— start DATA TO USE —

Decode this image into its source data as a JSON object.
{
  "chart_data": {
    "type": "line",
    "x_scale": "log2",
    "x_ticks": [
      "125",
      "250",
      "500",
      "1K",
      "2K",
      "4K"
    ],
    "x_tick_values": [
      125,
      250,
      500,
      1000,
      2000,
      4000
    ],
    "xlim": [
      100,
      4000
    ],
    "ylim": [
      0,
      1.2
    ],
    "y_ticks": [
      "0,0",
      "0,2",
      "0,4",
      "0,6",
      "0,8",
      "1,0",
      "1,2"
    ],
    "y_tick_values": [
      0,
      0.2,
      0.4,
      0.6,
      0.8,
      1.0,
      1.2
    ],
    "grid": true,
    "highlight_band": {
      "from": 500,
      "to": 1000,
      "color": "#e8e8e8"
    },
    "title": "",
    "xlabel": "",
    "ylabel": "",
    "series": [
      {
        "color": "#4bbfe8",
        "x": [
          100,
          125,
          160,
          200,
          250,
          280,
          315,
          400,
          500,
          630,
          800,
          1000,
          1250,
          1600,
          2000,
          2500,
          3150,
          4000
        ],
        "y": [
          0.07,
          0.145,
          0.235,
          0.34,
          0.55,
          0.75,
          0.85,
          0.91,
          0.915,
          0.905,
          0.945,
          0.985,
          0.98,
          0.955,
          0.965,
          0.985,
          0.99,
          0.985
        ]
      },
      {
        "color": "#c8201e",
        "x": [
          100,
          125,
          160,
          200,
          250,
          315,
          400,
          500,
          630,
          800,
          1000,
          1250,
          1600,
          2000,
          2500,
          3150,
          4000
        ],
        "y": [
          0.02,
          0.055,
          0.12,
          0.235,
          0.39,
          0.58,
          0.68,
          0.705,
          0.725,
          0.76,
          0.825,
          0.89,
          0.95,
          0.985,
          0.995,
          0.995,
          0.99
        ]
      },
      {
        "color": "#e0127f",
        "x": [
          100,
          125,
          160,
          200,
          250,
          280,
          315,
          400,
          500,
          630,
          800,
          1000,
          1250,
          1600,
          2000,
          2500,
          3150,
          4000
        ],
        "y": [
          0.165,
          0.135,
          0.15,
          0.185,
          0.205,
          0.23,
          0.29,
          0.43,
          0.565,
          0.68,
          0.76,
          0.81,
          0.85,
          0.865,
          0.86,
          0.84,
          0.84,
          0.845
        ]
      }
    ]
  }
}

— end DATA TO USE —

In the lines above, locate the string "color". Copy every line where it occurs.

      "color": "#e8e8e8"
        "color": "#4bbfe8",
        "color": "#c8201e",
        "color": "#e0127f",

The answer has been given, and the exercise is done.